**Goal**
Report only the number of lines that hold the word "редакции".

**Data extract**
+++

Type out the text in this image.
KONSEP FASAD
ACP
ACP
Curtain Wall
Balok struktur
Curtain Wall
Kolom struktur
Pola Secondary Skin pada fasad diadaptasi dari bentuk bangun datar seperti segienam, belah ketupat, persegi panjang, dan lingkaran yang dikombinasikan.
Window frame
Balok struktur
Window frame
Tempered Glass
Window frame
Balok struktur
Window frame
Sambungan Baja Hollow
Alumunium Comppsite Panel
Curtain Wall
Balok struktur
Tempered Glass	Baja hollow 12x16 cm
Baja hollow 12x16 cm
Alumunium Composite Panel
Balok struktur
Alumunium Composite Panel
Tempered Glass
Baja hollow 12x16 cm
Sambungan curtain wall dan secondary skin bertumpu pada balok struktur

+++

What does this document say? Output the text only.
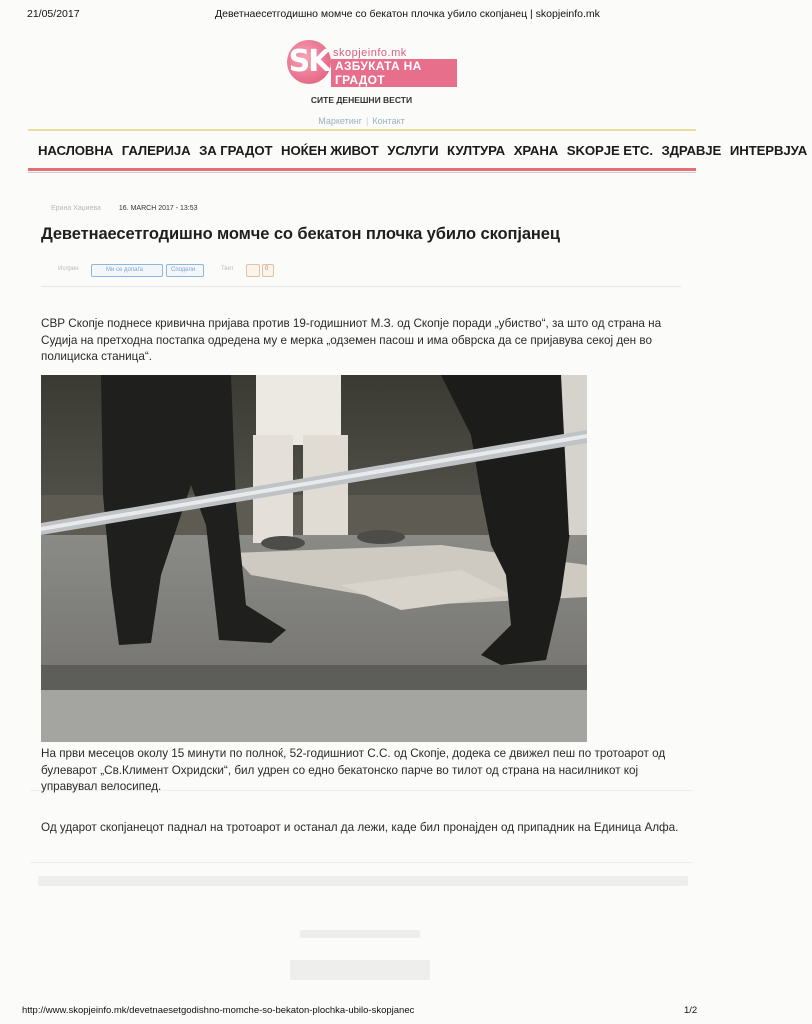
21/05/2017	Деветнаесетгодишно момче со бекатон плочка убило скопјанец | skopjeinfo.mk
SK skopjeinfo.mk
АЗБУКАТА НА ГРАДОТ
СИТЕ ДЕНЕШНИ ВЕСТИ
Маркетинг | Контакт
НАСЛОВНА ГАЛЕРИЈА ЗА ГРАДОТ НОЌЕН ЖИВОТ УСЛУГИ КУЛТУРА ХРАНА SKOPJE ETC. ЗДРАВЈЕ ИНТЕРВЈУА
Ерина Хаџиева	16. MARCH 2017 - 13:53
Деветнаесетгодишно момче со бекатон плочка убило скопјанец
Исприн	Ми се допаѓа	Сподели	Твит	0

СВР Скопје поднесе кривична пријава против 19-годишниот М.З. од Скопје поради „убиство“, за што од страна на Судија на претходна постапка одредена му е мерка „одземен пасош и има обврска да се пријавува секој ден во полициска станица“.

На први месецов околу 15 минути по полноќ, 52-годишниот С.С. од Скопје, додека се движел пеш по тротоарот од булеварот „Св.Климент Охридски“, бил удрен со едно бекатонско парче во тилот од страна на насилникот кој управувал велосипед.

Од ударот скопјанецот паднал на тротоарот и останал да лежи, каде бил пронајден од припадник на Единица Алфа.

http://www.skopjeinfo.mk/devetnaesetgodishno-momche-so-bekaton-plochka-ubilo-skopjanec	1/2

+++

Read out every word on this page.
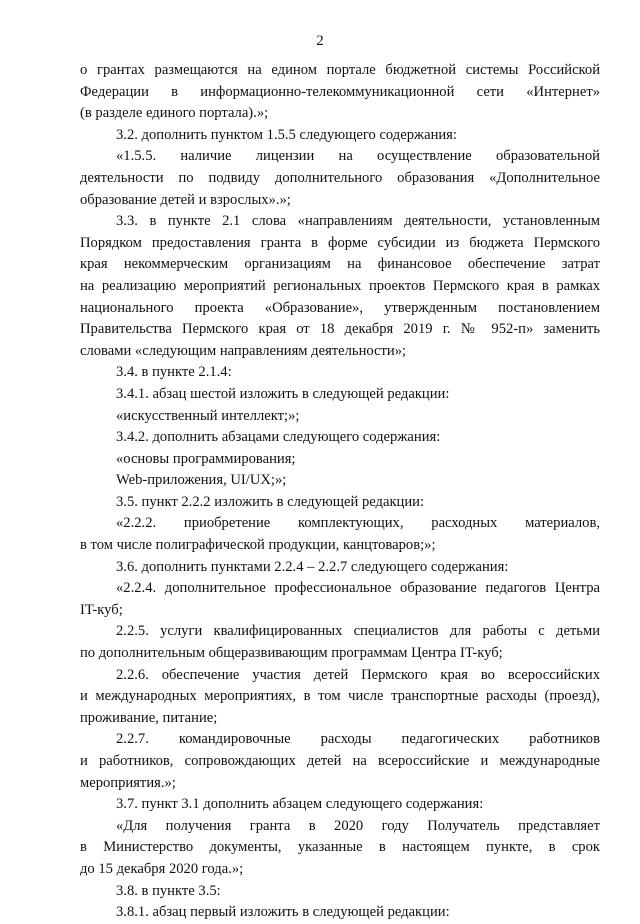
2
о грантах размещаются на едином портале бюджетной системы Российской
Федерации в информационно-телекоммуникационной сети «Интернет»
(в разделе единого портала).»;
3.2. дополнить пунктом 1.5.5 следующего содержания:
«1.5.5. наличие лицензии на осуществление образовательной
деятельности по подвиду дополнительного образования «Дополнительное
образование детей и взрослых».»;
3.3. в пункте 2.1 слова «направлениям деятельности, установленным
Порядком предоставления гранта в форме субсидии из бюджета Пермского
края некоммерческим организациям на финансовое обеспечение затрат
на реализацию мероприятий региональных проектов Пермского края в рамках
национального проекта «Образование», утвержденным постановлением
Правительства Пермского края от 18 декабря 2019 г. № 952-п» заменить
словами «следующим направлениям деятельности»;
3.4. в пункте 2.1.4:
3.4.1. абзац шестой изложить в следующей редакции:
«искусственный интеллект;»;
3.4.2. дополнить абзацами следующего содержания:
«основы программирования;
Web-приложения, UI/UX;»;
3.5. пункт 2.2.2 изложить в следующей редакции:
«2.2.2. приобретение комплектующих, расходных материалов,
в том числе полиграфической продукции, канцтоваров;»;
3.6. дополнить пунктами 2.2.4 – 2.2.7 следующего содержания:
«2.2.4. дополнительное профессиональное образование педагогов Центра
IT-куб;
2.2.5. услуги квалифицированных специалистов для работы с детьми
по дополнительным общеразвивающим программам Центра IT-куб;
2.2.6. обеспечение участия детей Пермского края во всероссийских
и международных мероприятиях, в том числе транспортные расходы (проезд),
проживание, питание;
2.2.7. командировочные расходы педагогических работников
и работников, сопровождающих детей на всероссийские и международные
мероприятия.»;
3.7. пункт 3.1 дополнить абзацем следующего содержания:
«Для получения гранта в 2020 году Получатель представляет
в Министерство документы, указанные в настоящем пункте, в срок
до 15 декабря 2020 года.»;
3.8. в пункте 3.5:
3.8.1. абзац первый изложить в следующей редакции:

+++

**Worked solution**
3